[Excerpt from a dataset]
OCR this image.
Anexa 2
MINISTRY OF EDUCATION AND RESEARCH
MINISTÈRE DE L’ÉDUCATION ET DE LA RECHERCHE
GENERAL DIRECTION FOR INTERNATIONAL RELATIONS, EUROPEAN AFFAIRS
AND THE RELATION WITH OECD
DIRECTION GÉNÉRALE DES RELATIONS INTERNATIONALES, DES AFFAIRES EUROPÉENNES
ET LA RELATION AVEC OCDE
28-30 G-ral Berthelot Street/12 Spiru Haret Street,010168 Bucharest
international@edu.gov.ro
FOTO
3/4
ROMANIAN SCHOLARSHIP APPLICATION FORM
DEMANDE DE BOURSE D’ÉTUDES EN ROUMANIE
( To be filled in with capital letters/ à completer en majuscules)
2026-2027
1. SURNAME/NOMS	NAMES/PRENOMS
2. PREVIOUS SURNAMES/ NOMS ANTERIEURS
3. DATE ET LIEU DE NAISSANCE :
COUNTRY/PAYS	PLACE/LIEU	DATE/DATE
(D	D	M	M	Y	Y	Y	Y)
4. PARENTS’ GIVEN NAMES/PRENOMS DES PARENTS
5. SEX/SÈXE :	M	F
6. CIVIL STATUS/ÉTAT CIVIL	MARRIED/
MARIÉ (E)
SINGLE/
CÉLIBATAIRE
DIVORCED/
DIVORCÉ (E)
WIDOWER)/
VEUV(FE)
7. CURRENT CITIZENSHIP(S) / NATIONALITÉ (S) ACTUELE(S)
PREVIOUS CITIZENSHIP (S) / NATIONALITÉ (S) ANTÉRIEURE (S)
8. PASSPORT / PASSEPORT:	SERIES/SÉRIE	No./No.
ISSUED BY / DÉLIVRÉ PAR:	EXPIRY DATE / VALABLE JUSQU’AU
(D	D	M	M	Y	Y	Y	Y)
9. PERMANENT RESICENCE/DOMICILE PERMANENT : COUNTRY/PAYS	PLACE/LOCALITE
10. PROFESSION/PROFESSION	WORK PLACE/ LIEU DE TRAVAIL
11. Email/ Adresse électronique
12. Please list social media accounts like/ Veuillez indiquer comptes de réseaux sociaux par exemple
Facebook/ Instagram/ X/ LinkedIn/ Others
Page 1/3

» **What this task involves**
Write every entry out again exactly.

» **Answer to this exercise**
OCR this image.
Anexa 2
MINISTRY OF EDUCATION AND RESEARCH
MINISTÈRE DE L’ÉDUCATION ET DE LA RECHERCHE
GENERAL DIRECTION FOR INTERNATIONAL RELATIONS, EUROPEAN AFFAIRS
AND THE RELATION WITH OECD
DIRECTION GÉNÉRALE DES RELATIONS INTERNATIONALES, DES AFFAIRES EUROPÉENNES
ET LA RELATION AVEC OCDE
28-30 G-ral Berthelot Street/12 Spiru Haret Street,010168 Bucharest
international@edu.gov.ro
FOTO
3/4
ROMANIAN SCHOLARSHIP APPLICATION FORM
DEMANDE DE BOURSE D’ÉTUDES EN ROUMANIE
( To be filled in with capital letters/ à completer en majuscules)
2026-2027
1. SURNAME/NOMS	NAMES/PRENOMS
2. PREVIOUS SURNAMES/ NOMS ANTERIEURS
3. DATE ET LIEU DE NAISSANCE :
COUNTRY/PAYS	PLACE/LIEU	DATE/DATE
(D	D	M	M	Y	Y	Y	Y)
4. PARENTS’ GIVEN NAMES/PRENOMS DES PARENTS
5. SEX/SÈXE :	M	F
6. CIVIL STATUS/ÉTAT CIVIL	MARRIED/
MARIÉ (E)
SINGLE/
CÉLIBATAIRE
DIVORCED/
DIVORCÉ (E)
WIDOWER)/
VEUV(FE)
7. CURRENT CITIZENSHIP(S) / NATIONALITÉ (S) ACTUELE(S)
PREVIOUS CITIZENSHIP (S) / NATIONALITÉ (S) ANTÉRIEURE (S)
8. PASSPORT / PASSEPORT:	SERIES/SÉRIE	No./No.
ISSUED BY / DÉLIVRÉ PAR:	EXPIRY DATE / VALABLE JUSQU’AU
(D	D	M	M	Y	Y	Y	Y)
9. PERMANENT RESICENCE/DOMICILE PERMANENT : COUNTRY/PAYS	PLACE/LOCALITE
10. PROFESSION/PROFESSION	WORK PLACE/ LIEU DE TRAVAIL
11. Email/ Adresse électronique
12. Please list social media accounts like/ Veuillez indiquer comptes de réseaux sociaux par exemple
Facebook/ Instagram/ X/ LinkedIn/ Others
Page 1/3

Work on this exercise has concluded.